[Data records]

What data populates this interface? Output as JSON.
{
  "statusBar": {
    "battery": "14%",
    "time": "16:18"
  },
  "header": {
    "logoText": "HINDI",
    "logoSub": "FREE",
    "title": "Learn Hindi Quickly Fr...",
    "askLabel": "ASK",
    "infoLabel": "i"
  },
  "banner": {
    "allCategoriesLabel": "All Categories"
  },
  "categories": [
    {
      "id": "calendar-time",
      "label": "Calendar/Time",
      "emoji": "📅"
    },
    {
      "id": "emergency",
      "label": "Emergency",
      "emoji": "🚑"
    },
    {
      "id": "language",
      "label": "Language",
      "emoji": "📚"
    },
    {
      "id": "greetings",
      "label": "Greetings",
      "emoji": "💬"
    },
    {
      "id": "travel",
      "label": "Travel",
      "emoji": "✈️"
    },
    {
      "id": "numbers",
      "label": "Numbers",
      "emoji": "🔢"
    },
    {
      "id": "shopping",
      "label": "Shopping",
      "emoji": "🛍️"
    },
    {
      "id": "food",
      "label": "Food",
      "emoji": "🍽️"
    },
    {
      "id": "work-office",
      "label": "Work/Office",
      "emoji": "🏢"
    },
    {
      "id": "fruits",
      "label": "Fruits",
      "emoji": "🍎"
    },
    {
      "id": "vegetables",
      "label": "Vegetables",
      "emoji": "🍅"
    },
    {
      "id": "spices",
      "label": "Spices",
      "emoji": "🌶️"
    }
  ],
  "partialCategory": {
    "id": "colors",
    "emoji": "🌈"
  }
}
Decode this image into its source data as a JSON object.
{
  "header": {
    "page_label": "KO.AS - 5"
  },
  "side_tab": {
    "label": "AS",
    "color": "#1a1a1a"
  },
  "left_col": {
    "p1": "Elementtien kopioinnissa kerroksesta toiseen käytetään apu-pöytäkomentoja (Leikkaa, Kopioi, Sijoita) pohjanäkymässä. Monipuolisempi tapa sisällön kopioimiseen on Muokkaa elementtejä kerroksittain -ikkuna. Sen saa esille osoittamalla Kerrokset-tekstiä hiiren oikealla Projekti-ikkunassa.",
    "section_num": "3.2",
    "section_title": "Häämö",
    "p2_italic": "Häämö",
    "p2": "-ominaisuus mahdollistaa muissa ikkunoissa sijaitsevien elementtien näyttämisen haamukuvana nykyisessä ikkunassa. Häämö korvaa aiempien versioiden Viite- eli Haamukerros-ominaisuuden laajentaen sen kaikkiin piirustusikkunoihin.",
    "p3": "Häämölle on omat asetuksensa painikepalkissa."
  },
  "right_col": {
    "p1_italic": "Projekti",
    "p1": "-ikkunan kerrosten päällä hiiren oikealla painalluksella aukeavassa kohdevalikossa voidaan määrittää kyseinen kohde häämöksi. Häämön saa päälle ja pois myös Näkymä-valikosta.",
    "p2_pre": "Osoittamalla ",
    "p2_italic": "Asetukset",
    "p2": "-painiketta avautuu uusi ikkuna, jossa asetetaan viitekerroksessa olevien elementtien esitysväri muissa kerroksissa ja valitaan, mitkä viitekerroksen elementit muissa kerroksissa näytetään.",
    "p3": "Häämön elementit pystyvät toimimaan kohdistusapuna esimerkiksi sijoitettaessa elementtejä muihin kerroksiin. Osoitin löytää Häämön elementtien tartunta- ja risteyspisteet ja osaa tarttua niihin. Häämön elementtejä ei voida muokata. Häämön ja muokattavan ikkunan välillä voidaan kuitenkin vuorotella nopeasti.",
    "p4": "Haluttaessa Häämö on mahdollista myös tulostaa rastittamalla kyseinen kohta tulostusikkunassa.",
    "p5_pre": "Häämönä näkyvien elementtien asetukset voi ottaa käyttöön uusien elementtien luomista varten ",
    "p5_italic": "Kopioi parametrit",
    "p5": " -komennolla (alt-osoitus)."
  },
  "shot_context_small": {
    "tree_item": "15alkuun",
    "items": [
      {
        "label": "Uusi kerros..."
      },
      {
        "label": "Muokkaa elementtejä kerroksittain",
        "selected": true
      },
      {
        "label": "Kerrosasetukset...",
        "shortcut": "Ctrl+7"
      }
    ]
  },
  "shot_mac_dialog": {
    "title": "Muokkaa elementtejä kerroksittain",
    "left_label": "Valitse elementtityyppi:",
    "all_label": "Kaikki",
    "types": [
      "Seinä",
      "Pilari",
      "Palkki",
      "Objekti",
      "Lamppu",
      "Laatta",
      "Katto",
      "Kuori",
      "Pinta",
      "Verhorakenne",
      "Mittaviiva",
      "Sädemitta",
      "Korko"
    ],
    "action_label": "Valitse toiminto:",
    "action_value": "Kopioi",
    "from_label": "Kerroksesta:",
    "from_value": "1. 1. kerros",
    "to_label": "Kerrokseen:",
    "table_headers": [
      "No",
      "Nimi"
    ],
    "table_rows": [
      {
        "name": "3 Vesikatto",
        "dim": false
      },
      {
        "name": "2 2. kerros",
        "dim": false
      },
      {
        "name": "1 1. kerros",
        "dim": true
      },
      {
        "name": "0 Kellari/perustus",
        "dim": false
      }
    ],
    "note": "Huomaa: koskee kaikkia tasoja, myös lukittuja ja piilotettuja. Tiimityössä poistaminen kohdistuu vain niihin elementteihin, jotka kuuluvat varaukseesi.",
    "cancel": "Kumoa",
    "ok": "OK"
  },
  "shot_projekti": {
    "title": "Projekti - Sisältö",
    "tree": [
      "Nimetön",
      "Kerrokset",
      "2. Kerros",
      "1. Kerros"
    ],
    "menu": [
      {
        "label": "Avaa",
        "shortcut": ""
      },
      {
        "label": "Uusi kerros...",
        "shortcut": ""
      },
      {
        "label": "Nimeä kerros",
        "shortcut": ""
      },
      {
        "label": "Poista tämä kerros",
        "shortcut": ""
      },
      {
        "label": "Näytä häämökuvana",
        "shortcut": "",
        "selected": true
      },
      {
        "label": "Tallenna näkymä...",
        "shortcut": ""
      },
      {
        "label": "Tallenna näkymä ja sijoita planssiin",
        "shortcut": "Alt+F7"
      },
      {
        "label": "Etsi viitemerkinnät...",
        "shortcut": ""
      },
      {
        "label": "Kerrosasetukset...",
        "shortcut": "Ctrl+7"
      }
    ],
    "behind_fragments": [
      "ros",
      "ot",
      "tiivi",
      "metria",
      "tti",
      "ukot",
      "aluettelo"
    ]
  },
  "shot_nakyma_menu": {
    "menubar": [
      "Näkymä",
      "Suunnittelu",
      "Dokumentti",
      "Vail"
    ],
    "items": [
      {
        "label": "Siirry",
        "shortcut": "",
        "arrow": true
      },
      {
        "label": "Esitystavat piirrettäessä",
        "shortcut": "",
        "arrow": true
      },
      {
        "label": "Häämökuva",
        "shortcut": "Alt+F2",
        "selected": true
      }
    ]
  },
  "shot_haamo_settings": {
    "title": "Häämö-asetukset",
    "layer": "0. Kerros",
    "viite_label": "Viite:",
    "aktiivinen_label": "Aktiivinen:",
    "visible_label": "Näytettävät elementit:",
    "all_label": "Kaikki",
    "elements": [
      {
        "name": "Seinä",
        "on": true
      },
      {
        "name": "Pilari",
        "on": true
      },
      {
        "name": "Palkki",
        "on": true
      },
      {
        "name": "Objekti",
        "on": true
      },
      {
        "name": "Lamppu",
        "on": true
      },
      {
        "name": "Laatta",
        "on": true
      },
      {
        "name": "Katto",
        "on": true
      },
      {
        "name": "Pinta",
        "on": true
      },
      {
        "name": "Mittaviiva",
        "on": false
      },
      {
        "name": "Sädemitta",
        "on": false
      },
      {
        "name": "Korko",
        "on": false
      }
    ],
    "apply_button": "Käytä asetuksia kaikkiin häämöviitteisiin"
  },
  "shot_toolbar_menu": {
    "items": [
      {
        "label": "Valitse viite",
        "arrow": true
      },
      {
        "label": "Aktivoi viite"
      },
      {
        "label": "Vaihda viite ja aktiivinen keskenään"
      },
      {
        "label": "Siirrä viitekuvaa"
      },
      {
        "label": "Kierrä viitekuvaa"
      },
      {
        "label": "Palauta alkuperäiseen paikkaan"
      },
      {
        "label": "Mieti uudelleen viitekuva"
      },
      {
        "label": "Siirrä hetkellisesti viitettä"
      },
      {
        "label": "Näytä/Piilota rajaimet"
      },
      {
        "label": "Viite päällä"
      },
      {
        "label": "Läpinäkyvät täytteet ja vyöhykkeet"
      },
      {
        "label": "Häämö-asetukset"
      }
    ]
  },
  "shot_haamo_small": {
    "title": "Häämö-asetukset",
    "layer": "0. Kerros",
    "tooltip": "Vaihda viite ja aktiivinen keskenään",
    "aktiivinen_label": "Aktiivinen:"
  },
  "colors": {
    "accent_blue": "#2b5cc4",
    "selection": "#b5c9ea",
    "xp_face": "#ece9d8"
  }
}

_Written instruction_.
Extract from the material all lines containing the string "kerroksittain".

_Result_.
    "p1": "Elementtien kopioinnissa kerroksesta toiseen käytetään apu-pöytäkomentoja (Leikkaa, Kopioi, Sijoita) pohjanäkymässä. Monipuolisempi tapa sisällön kopioimiseen on Muokkaa elementtejä kerroksittain -ikkuna. Sen saa esille osoittamalla Kerrokset-tekstiä hiiren oikealla Projekti-ikkunassa.",
        "label": "Muokkaa elementtejä kerroksittain",
    "title": "Muokkaa elementtejä kerroksittain",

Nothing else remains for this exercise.